● Short task
Collect every line below that contains the word "Windows".

Data excerpts
* START *
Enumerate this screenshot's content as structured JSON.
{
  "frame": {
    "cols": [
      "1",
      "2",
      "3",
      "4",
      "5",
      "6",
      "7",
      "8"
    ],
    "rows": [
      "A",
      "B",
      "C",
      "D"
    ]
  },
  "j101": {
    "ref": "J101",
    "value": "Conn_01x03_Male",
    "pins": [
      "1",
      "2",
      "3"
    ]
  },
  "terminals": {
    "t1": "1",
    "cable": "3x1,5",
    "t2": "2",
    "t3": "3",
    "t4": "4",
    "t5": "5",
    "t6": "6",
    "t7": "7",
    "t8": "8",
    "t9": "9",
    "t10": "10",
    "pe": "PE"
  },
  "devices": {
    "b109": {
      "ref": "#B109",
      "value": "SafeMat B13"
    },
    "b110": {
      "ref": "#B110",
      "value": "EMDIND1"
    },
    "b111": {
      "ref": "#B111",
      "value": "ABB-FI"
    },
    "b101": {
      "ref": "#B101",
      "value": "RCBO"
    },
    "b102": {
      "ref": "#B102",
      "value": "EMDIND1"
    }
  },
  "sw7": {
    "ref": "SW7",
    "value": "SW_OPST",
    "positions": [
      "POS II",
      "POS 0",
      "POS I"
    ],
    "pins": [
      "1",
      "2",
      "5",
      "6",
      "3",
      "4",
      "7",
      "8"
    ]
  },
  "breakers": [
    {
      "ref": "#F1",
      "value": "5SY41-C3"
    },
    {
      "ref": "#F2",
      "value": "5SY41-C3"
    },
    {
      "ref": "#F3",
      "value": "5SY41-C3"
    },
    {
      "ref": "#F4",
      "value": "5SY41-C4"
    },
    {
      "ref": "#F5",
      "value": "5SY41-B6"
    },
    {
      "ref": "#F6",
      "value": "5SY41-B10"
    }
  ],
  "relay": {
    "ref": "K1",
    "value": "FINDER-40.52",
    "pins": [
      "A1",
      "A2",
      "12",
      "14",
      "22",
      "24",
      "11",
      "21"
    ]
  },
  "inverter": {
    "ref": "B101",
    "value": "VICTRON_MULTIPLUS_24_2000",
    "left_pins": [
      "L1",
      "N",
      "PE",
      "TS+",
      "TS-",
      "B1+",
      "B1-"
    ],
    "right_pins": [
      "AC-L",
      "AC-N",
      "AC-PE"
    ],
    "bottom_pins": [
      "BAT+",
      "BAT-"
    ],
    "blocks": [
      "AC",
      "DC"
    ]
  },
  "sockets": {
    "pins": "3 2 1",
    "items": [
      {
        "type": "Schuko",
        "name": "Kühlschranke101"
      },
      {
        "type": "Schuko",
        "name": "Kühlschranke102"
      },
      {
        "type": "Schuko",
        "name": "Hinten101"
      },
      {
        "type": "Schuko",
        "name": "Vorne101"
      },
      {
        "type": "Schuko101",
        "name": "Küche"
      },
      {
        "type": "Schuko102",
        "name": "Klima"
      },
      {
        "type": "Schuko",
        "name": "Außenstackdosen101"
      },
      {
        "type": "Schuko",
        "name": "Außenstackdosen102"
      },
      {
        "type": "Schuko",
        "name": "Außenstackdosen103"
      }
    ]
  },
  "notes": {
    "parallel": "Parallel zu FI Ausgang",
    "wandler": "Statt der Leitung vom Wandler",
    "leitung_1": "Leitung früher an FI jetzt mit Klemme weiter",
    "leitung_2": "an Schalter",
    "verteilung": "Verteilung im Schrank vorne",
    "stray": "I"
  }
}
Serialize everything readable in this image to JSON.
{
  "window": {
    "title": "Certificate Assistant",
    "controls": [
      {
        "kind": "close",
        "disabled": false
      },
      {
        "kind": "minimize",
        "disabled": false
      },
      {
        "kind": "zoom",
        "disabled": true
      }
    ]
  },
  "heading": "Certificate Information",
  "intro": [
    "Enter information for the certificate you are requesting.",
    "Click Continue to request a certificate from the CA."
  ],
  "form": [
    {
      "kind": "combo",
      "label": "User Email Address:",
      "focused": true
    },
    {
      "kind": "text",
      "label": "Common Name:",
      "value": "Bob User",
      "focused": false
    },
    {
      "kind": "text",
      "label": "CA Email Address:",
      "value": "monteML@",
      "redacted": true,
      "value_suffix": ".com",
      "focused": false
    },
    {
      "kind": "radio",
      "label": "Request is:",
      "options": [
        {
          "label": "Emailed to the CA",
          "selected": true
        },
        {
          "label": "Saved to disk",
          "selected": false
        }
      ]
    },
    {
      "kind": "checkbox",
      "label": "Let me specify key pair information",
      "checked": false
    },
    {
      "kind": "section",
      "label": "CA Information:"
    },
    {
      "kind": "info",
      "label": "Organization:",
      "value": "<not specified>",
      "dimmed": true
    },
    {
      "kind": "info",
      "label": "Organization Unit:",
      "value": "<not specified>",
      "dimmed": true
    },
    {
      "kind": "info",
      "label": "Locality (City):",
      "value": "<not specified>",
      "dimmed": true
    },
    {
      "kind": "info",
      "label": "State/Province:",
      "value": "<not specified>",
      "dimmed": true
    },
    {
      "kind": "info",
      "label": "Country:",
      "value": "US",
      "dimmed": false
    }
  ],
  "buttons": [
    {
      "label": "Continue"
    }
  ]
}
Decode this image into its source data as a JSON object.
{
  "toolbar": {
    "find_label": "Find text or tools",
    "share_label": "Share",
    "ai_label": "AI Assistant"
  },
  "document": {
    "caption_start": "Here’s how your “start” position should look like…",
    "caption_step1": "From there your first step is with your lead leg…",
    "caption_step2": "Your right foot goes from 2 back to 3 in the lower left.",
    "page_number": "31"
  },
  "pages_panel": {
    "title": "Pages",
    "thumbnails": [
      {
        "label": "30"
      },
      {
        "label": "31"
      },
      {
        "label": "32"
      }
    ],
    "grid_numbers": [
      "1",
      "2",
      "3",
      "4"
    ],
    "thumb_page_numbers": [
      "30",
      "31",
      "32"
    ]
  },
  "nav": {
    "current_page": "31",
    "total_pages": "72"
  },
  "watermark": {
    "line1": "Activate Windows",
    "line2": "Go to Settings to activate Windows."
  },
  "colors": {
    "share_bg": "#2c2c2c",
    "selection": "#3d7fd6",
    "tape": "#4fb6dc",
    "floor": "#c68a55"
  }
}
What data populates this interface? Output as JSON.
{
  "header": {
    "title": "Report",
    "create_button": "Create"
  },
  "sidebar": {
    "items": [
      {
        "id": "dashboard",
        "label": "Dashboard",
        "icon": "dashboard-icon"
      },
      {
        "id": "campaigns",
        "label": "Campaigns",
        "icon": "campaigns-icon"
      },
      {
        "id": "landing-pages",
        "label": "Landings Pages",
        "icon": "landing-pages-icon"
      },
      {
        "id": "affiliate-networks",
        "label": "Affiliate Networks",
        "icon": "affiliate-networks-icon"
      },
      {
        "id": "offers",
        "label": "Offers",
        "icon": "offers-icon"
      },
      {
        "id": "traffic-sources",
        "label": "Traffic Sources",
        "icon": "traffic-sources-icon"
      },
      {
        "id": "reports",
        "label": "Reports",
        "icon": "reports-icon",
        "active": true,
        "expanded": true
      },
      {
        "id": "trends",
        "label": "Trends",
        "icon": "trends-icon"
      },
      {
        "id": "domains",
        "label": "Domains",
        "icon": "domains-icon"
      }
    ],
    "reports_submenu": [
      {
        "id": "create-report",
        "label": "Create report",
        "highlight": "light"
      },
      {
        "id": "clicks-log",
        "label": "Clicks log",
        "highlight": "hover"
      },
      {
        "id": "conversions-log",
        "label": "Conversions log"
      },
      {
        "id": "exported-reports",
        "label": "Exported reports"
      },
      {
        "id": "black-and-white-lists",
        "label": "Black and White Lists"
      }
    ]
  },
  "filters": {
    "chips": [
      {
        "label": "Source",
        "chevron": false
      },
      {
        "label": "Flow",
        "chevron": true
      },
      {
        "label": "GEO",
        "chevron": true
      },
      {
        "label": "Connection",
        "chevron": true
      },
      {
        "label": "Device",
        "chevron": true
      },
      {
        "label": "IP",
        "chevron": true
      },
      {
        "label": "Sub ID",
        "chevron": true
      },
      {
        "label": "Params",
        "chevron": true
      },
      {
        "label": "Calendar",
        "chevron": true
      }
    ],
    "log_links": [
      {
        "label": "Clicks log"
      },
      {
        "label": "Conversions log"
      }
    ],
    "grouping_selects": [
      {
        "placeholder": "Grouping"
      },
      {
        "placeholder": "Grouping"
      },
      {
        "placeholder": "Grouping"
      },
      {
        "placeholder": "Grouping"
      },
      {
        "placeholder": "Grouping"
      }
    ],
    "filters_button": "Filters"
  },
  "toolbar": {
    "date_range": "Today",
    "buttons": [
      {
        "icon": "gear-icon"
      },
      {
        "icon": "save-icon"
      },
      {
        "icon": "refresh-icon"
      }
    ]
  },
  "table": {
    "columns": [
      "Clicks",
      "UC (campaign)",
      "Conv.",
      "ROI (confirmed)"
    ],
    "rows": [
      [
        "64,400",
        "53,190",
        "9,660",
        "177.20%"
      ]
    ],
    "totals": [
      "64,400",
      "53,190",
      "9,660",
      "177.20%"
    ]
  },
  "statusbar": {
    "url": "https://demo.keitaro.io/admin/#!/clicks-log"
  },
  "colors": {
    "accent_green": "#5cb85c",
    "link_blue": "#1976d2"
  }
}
* END *
● Full response
    "line1": "Activate Windows",
    "line2": "Go to Settings to activate Windows."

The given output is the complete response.